▶ [Material provided]:
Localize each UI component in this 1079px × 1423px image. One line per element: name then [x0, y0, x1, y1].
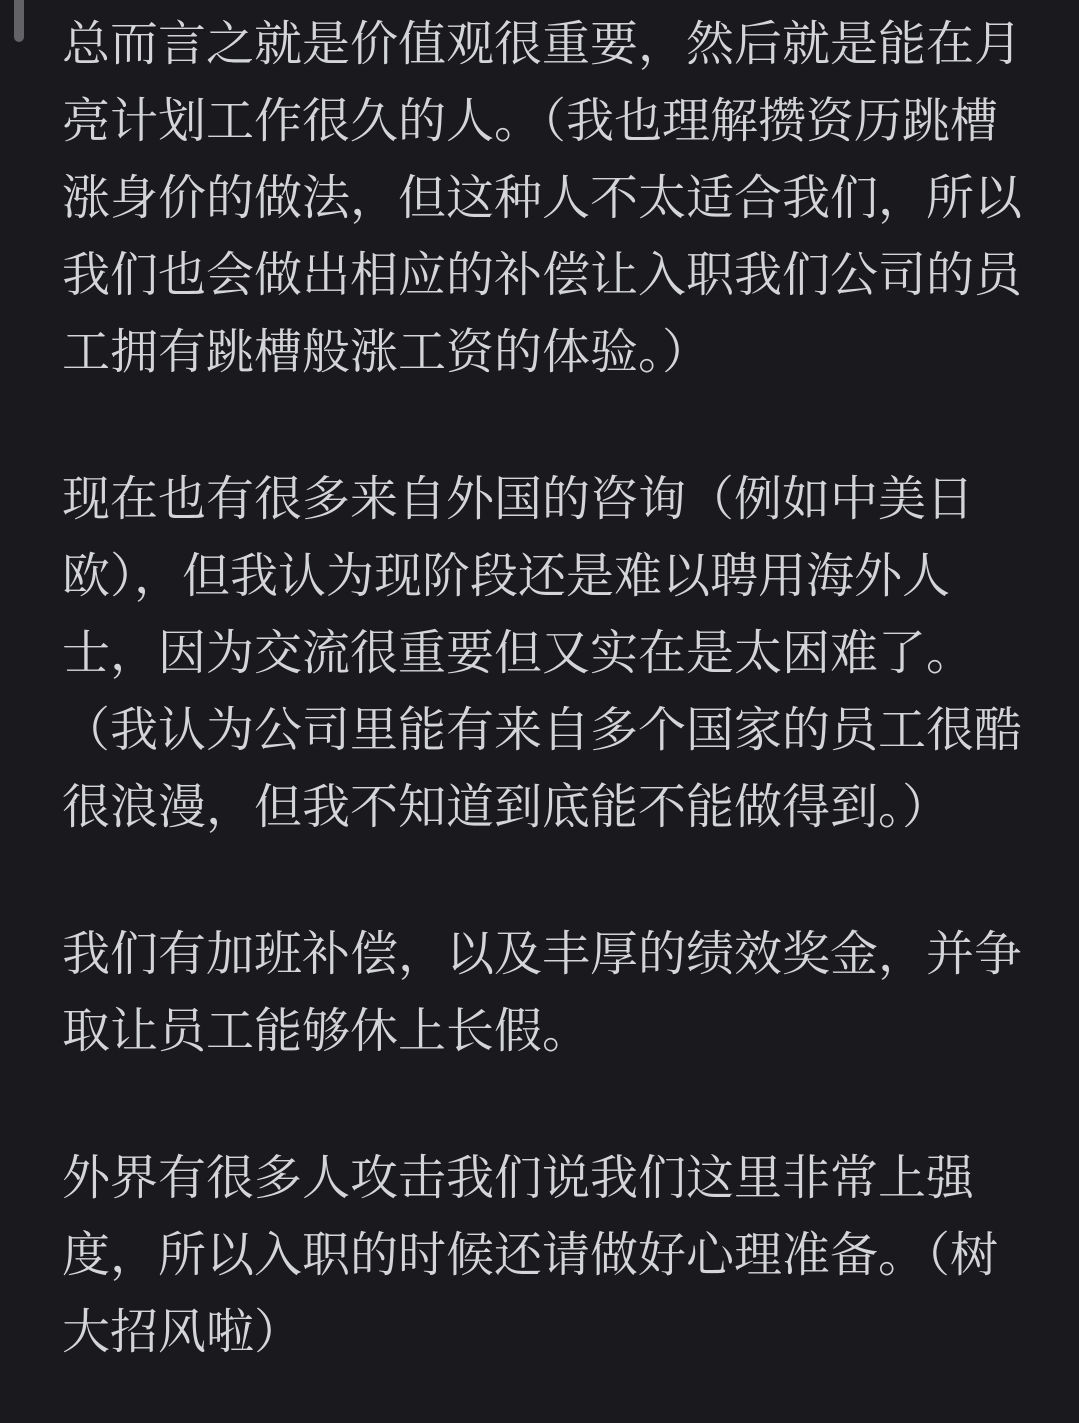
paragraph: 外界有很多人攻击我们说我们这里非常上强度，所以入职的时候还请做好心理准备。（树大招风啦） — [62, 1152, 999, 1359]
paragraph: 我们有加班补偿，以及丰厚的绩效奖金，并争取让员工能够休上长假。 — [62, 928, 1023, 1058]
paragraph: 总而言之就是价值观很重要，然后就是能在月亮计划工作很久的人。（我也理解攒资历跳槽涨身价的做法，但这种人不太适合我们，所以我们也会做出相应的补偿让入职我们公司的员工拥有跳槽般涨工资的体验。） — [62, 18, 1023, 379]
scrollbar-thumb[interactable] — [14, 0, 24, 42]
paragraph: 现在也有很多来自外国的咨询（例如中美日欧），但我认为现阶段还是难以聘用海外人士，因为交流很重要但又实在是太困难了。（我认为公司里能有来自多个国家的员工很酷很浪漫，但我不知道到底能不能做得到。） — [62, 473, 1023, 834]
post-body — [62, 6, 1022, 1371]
---
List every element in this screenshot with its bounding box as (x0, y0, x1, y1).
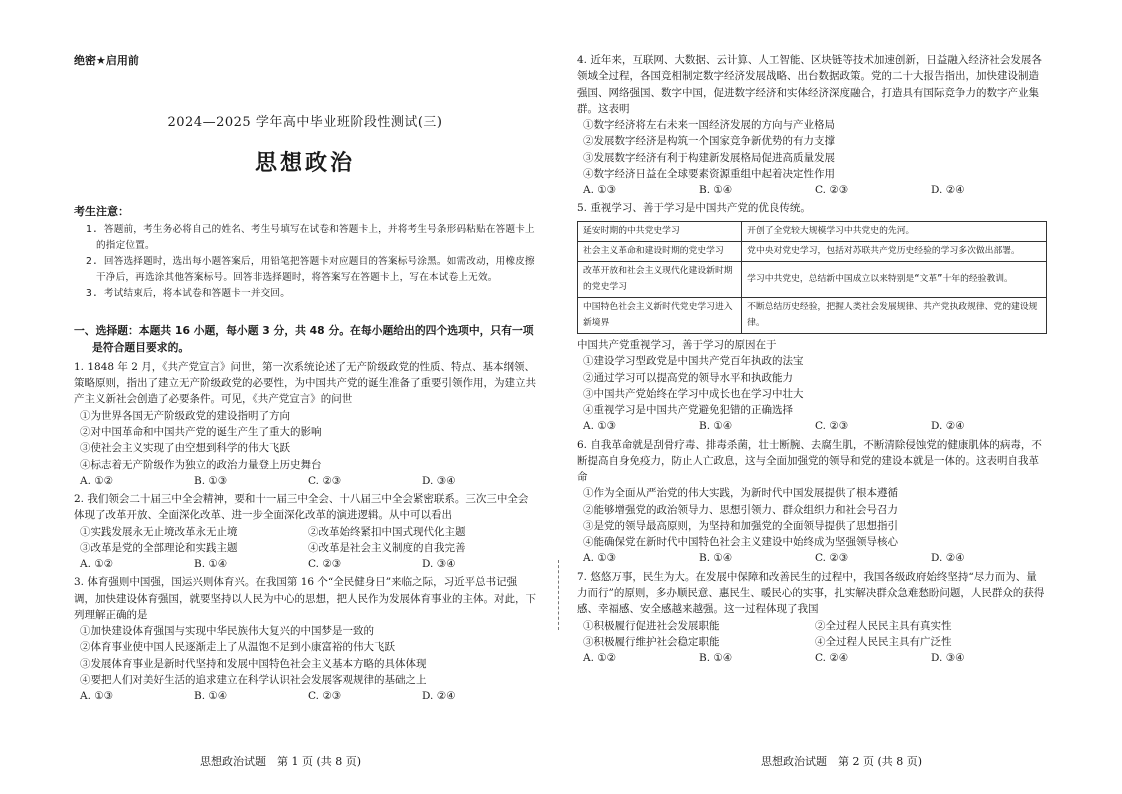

▶ [Stated task]: Turn the stretch of the listing from the line that contains "Localize each UI" through the line that contains "scrollbar-thumb[interactable] — [14, 0, 24, 42]" into a two-column CSV with the headers instruction and response. Give one row per instruction, put each field in quotes with line breaks changed to spaces, and leave out the pictures.

▶ [The output]:
instruction,response
"Localize each UI component in this 1079px × 1423px image. One line per element: name then [x0, y0, x1, y1].","paragraph: 外界有很多人攻击我们说我们这里非常上强度，所以入职的时候还请做好心理准备。（树大招风啦） — [62, 1152, 999, 1359] paragraph: 我们有加班补偿，以及丰厚的绩效奖金，并争取让员工能够休上长假。 — [62, 928, 1023, 1058] paragraph: 总而言之就是价值观很重要，然后就是能在月亮计划工作很久的人。（我也理解攒资历跳槽涨身价的做法，但这种人不太适合我们，所以我们也会做出相应的补偿让入职我们公司的员工拥有跳槽般涨工资的体验。） — [62, 18, 1023, 379] scrollbar-thumb[interactable] — [14, 0, 24, 42]"